Every line below should be copied exactly; drop the pictures.

== Records supplied ==

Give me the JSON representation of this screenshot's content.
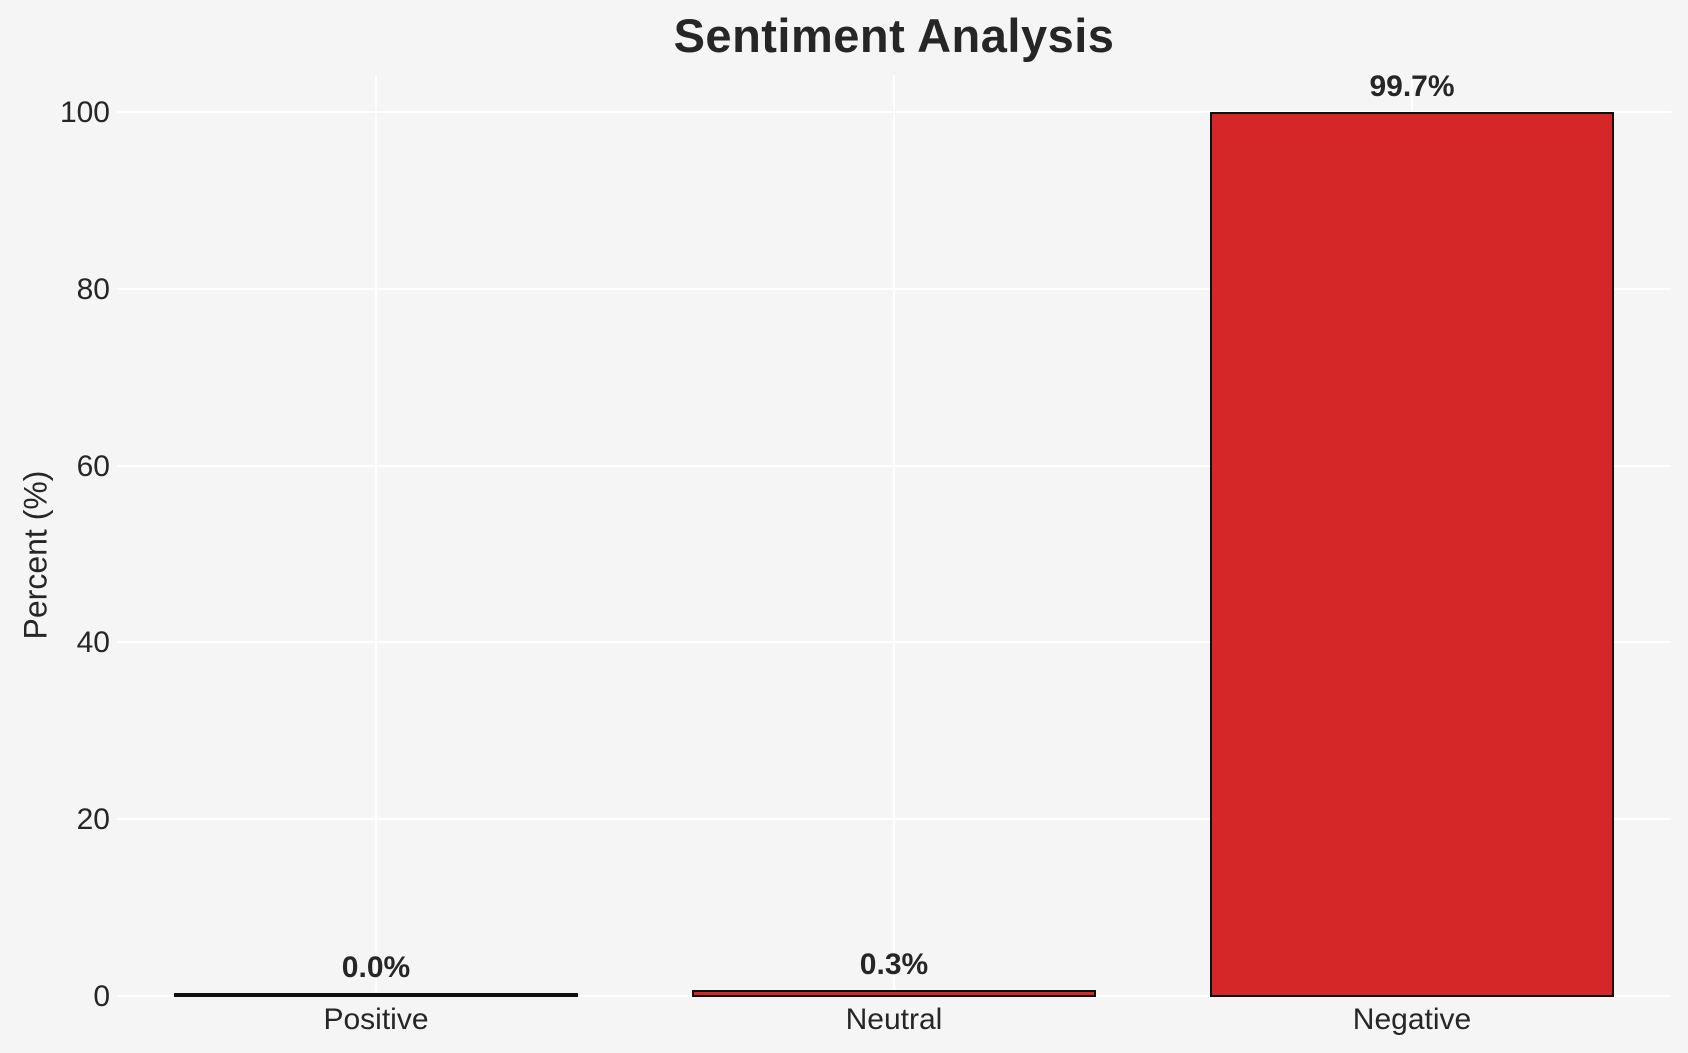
{
  "chart_data": {
    "type": "bar",
    "title": "Sentiment Analysis",
    "xlabel": "",
    "ylabel": "Percent (%)",
    "categories": [
      "Positive",
      "Neutral",
      "Negative"
    ],
    "values": [
      0.0,
      0.3,
      99.7
    ],
    "value_labels": [
      "0.0%",
      "0.3%",
      "99.7%"
    ],
    "yticks": [
      0,
      20,
      40,
      60,
      80,
      100
    ],
    "ylim": [
      0,
      104.3
    ],
    "grid": true,
    "legend": false,
    "colors": {
      "bar_fill": "#d62728",
      "bar_edge": "#0f0f0f",
      "background": "#f5f5f6",
      "gridline": "#ffffff",
      "text": "#262626"
    }
  }
}
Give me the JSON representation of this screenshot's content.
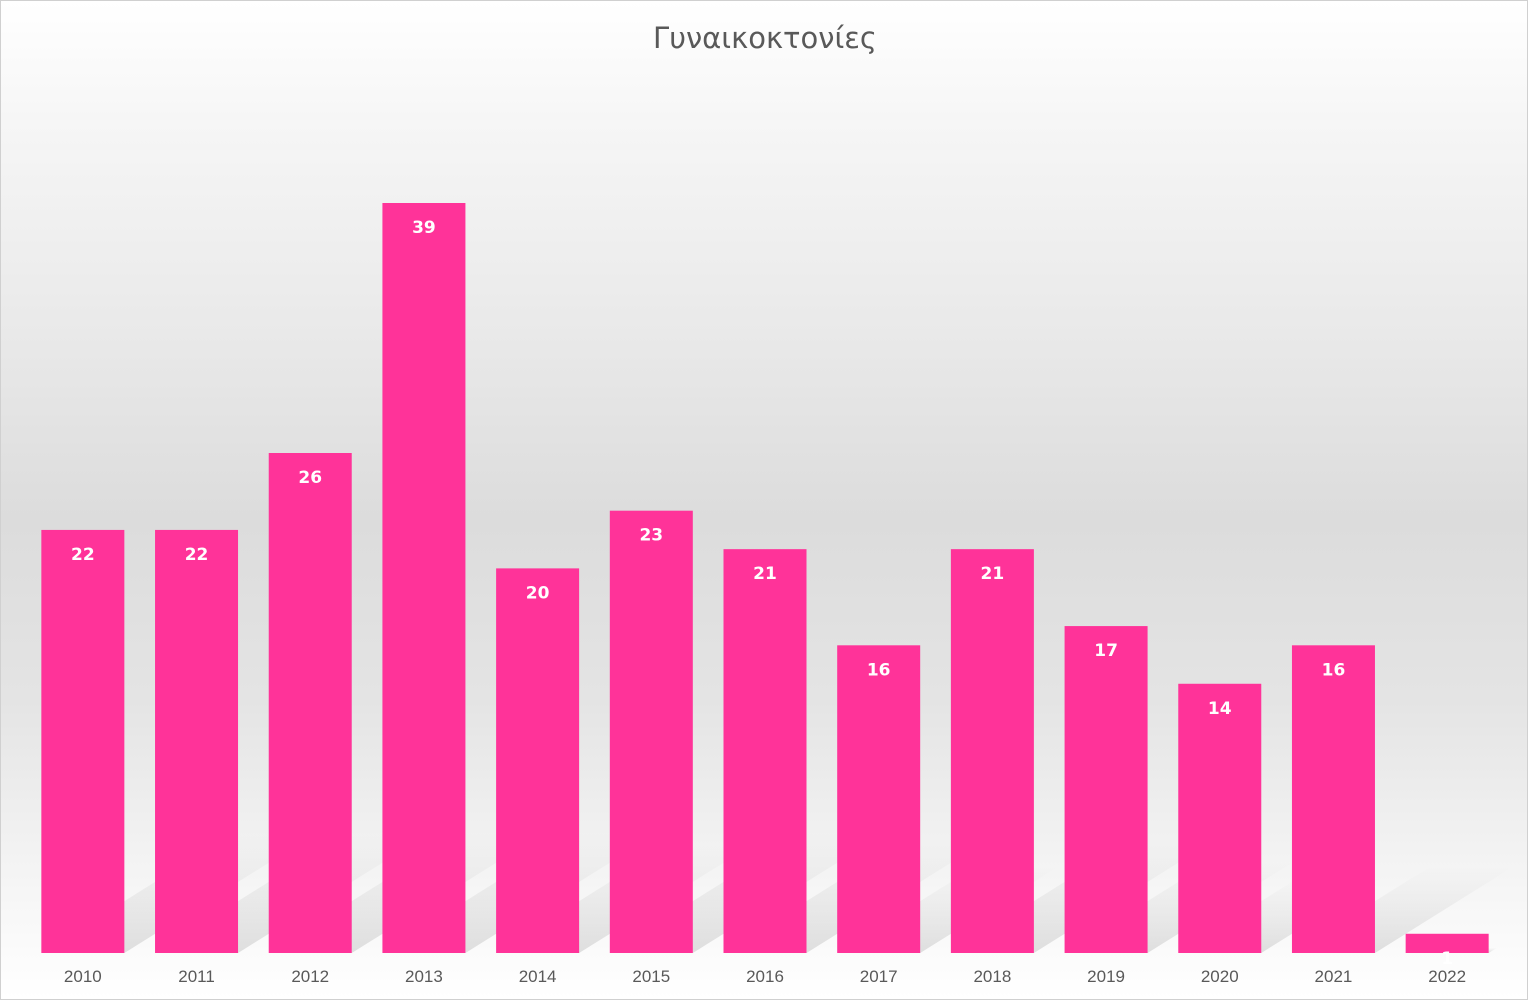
{
  "chart_data": {
    "type": "bar",
    "title": "Γυναικοκτονίες",
    "categories": [
      "2010",
      "2011",
      "2012",
      "2013",
      "2014",
      "2015",
      "2016",
      "2017",
      "2018",
      "2019",
      "2020",
      "2021",
      "2022"
    ],
    "series": [
      {
        "values": [
          22,
          22,
          26,
          39,
          20,
          23,
          21,
          16,
          21,
          17,
          14,
          16,
          1
        ]
      }
    ],
    "data_labels": true,
    "grid": false,
    "legend": "none",
    "ylim": [
      0,
      39
    ],
    "colors": {
      "bar": "#FF3399",
      "label": "#FFFFFF",
      "axis_text": "#595959"
    }
  }
}
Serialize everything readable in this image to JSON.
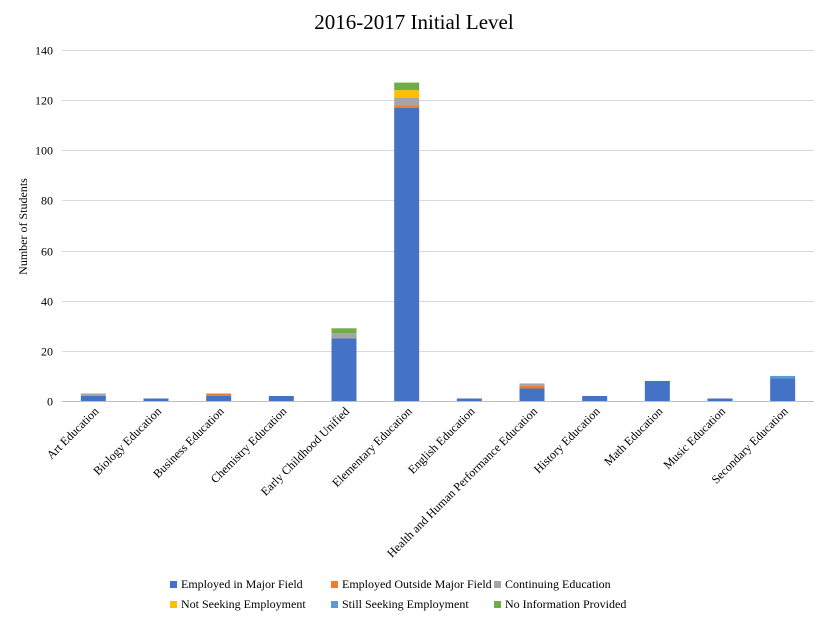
{
  "chart_data": {
    "type": "bar",
    "stacked": true,
    "title": "2016-2017 Initial Level",
    "ylabel": "Number of Students",
    "xlabel": "",
    "ylim": [
      0,
      140
    ],
    "yticks": [
      0,
      20,
      40,
      60,
      80,
      100,
      120,
      140
    ],
    "grid": true,
    "legend_position": "bottom",
    "categories": [
      "Art Education",
      "Biology Education",
      "Business Education",
      "Chemistry Education",
      "Early Childhood Unified",
      "Elementary Education",
      "English Education",
      "Health and Human Performance Education",
      "History Education",
      "Math Education",
      "Music Education",
      "Secondary Education"
    ],
    "series": [
      {
        "name": "Employed in Major Field",
        "color": "#4472C4",
        "values": [
          2,
          1,
          2,
          2,
          25,
          117,
          1,
          5,
          2,
          8,
          1,
          9
        ]
      },
      {
        "name": "Employed Outside Major Field",
        "color": "#ED7D31",
        "values": [
          0,
          0,
          1,
          0,
          0,
          1,
          0,
          1,
          0,
          0,
          0,
          0
        ]
      },
      {
        "name": "Continuing Education",
        "color": "#A5A5A5",
        "values": [
          1,
          0,
          0,
          0,
          2,
          3,
          0,
          1,
          0,
          0,
          0,
          0
        ]
      },
      {
        "name": "Not Seeking Employment",
        "color": "#FFC000",
        "values": [
          0,
          0,
          0,
          0,
          0,
          3,
          0,
          0,
          0,
          0,
          0,
          0
        ]
      },
      {
        "name": "Still Seeking Employment",
        "color": "#5B9BD5",
        "values": [
          0,
          0,
          0,
          0,
          0,
          0,
          0,
          0,
          0,
          0,
          0,
          1
        ]
      },
      {
        "name": "No Information Provided",
        "color": "#70AD47",
        "values": [
          0,
          0,
          0,
          0,
          2,
          3,
          0,
          0,
          0,
          0,
          0,
          0
        ]
      }
    ]
  }
}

===

Exercise result —
Give me the JSON representation of this screenshot's content.
{
  "chart_data": {
    "type": "bar",
    "title": "Sentiment Analysis",
    "xlabel": "",
    "ylabel": "Percent (%)",
    "categories": [
      "Positive",
      "Neutral",
      "Negative"
    ],
    "values": [
      0.0,
      0.3,
      99.7
    ],
    "value_labels": [
      "0.0%",
      "0.3%",
      "99.7%"
    ],
    "yticks": [
      0,
      20,
      40,
      60,
      80,
      100
    ],
    "ylim": [
      0,
      104.3
    ],
    "grid": true,
    "legend": false,
    "colors": {
      "bar_fill": "#d62728",
      "bar_edge": "#0f0f0f",
      "background": "#f5f5f6",
      "gridline": "#ffffff",
      "text": "#262626"
    }
  }
}
Give me the JSON representation of this screenshot's content.
{
  "chart_data": {
    "type": "bar",
    "title": "Γυναικοκτονίες",
    "categories": [
      "2010",
      "2011",
      "2012",
      "2013",
      "2014",
      "2015",
      "2016",
      "2017",
      "2018",
      "2019",
      "2020",
      "2021",
      "2022"
    ],
    "series": [
      {
        "values": [
          22,
          22,
          26,
          39,
          20,
          23,
          21,
          16,
          21,
          17,
          14,
          16,
          1
        ]
      }
    ],
    "data_labels": true,
    "grid": false,
    "legend": "none",
    "ylim": [
      0,
      39
    ],
    "colors": {
      "bar": "#FF3399",
      "label": "#FFFFFF",
      "axis_text": "#595959"
    }
  }
}
Serialize everything readable in this image to JSON.
{
  "chart_data": {
    "type": "bar",
    "stacked": true,
    "title": "2016-2017 Initial Level",
    "ylabel": "Number of Students",
    "xlabel": "",
    "ylim": [
      0,
      140
    ],
    "yticks": [
      0,
      20,
      40,
      60,
      80,
      100,
      120,
      140
    ],
    "grid": true,
    "legend_position": "bottom",
    "categories": [
      "Art Education",
      "Biology Education",
      "Business Education",
      "Chemistry Education",
      "Early Childhood Unified",
      "Elementary Education",
      "English Education",
      "Health and Human Performance Education",
      "History Education",
      "Math Education",
      "Music Education",
      "Secondary Education"
    ],
    "series": [
      {
        "name": "Employed in Major Field",
        "color": "#4472C4",
        "values": [
          2,
          1,
          2,
          2,
          25,
          117,
          1,
          5,
          2,
          8,
          1,
          9
        ]
      },
      {
        "name": "Employed Outside Major Field",
        "color": "#ED7D31",
        "values": [
          0,
          0,
          1,
          0,
          0,
          1,
          0,
          1,
          0,
          0,
          0,
          0
        ]
      },
      {
        "name": "Continuing Education",
        "color": "#A5A5A5",
        "values": [
          1,
          0,
          0,
          0,
          2,
          3,
          0,
          1,
          0,
          0,
          0,
          0
        ]
      },
      {
        "name": "Not Seeking Employment",
        "color": "#FFC000",
        "values": [
          0,
          0,
          0,
          0,
          0,
          3,
          0,
          0,
          0,
          0,
          0,
          0
        ]
      },
      {
        "name": "Still Seeking Employment",
        "color": "#5B9BD5",
        "values": [
          0,
          0,
          0,
          0,
          0,
          0,
          0,
          0,
          0,
          0,
          0,
          1
        ]
      },
      {
        "name": "No Information Provided",
        "color": "#70AD47",
        "values": [
          0,
          0,
          0,
          0,
          2,
          3,
          0,
          0,
          0,
          0,
          0,
          0
        ]
      }
    ]
  }
}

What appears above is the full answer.